• _Directive_
Go through the lines below and copy each one that holds the string "München".

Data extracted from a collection
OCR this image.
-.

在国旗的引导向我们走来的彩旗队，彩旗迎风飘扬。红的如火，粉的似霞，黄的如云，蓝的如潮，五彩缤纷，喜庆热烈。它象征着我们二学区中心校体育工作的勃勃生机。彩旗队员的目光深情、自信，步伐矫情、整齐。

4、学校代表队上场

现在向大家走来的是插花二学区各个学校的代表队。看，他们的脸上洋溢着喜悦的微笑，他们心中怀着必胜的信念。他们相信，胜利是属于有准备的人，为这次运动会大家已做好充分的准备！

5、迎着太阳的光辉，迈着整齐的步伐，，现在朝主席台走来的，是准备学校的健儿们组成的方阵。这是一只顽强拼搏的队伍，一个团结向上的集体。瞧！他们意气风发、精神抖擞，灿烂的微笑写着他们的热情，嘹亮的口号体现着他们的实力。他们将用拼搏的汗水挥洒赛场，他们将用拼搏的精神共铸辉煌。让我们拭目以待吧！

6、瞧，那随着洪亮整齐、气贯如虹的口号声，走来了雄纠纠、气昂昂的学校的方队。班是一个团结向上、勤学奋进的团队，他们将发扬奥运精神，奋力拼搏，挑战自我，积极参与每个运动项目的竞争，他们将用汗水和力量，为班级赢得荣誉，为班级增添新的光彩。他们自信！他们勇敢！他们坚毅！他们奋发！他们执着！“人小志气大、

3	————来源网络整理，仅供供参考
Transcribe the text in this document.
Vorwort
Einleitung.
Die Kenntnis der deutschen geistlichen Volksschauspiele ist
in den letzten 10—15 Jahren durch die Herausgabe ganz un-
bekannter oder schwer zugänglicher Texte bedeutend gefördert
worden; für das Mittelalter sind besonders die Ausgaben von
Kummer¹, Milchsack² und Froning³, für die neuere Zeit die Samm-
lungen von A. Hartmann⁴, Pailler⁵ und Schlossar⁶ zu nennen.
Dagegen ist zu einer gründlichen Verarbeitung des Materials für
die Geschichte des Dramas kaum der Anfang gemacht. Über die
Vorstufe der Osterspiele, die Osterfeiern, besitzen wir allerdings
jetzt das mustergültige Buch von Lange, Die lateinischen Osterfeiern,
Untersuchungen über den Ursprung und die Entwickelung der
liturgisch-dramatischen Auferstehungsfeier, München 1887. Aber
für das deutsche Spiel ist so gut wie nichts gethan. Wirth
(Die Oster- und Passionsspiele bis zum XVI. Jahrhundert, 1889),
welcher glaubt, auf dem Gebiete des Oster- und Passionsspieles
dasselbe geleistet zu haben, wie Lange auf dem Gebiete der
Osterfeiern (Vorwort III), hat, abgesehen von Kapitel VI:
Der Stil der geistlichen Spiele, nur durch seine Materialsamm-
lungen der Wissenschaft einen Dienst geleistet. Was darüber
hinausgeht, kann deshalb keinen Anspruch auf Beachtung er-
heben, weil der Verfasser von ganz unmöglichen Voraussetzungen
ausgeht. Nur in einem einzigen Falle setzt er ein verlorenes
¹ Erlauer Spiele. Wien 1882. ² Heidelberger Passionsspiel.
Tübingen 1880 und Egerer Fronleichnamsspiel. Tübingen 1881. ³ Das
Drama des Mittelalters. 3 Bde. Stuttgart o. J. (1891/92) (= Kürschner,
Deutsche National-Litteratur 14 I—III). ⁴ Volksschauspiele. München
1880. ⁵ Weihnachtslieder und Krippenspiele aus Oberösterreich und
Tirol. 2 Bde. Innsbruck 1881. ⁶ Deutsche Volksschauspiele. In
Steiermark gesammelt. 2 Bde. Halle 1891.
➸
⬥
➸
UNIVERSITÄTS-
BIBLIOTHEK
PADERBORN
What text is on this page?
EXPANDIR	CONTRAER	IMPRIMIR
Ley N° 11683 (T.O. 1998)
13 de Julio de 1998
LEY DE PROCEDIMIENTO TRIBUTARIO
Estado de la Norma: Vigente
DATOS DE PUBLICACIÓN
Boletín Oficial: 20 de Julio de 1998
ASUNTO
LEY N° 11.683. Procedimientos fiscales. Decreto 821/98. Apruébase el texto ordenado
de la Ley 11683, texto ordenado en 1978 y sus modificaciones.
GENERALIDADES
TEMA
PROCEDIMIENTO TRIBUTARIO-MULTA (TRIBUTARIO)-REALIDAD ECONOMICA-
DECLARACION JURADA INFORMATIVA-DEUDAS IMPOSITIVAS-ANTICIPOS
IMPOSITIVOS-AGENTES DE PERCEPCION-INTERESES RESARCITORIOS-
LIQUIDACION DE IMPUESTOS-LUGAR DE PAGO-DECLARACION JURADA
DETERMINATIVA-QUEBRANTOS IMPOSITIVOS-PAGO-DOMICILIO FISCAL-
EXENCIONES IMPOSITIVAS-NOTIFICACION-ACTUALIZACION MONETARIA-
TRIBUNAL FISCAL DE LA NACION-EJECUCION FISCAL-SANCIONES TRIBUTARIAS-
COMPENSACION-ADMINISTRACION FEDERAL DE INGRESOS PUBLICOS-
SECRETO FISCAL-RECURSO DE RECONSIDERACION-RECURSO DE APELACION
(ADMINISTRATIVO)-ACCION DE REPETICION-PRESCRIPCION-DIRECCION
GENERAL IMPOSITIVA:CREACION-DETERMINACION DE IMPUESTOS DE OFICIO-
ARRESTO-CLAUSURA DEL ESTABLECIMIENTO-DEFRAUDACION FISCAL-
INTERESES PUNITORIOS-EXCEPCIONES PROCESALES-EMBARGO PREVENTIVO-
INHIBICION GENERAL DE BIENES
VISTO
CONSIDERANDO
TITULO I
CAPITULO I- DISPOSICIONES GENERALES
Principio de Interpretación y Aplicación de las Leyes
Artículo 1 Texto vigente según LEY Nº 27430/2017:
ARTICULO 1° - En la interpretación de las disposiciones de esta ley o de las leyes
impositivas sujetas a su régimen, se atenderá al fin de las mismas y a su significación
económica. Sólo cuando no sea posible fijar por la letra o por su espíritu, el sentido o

• _Written reply_
liturgisch-dramatischen Auferstehungsfeier, München 1887. Aber
Deutsche National-Litteratur 14 I—III). ⁴ Volksschauspiele. München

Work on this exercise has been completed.